- Task goal
Records follow. Pull out every line that contains "Proportion".

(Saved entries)

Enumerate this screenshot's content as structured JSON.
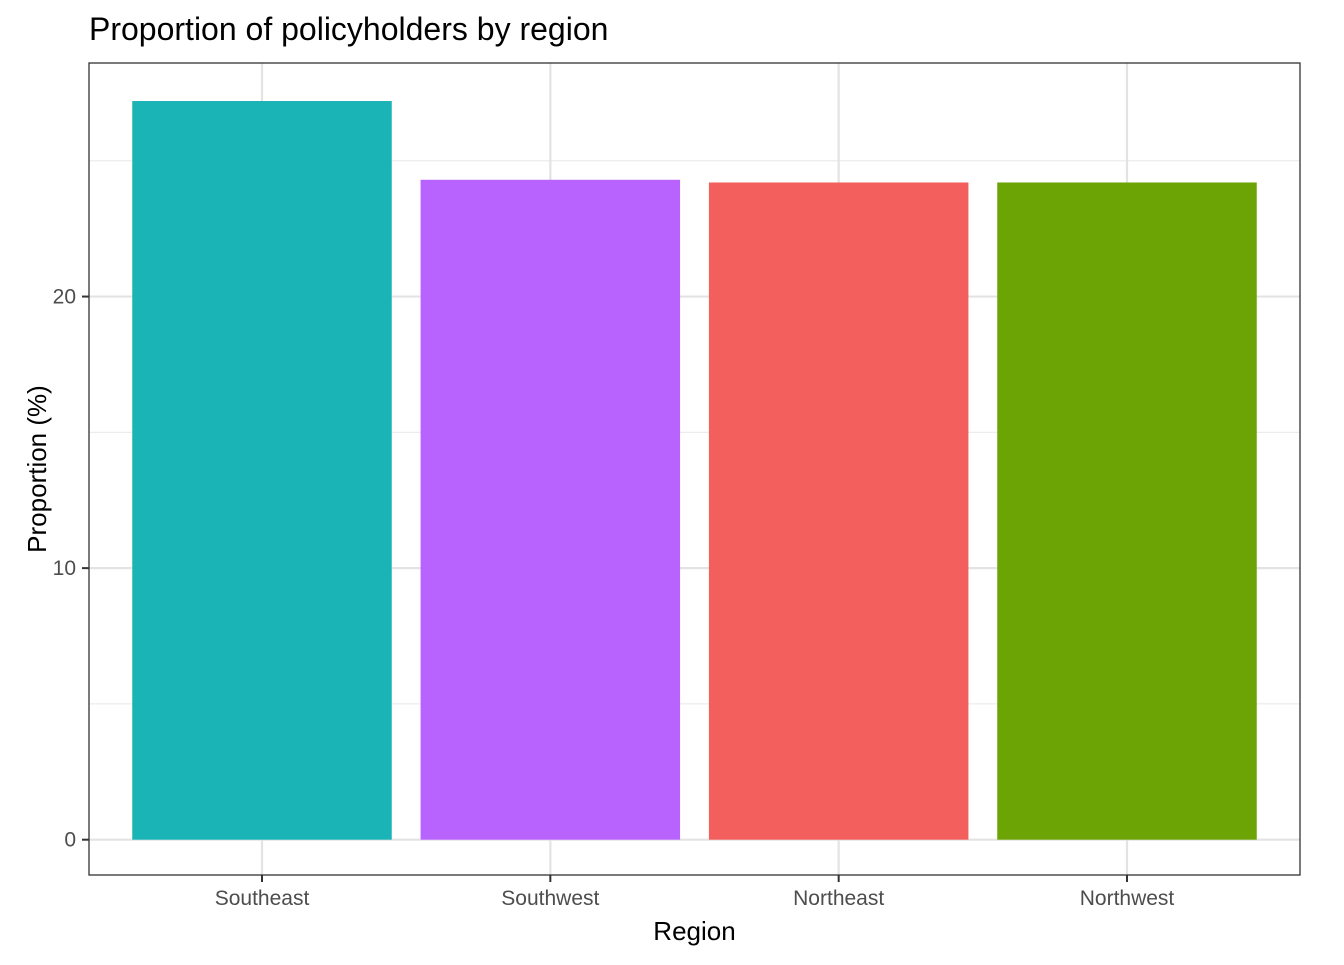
{
  "chart_data": {
    "type": "bar",
    "title": "Proportion of policyholders by region",
    "xlabel": "Region",
    "ylabel": "Proportion (%)",
    "categories": [
      "Southeast",
      "Southwest",
      "Northeast",
      "Northwest"
    ],
    "values": [
      27.2,
      24.3,
      24.2,
      24.2
    ],
    "colors": [
      "#1AB3B6",
      "#B963FF",
      "#F25F5C",
      "#6BA404"
    ],
    "ylim": [
      -1.3,
      28.6
    ],
    "yticks": [
      0,
      10,
      20
    ],
    "yticks_minor": [
      5,
      15,
      25
    ],
    "grid": true,
    "legend": "none"
  }
}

- Correct result
    "title": "Proportion of policyholders by region",
    "ylabel": "Proportion (%)",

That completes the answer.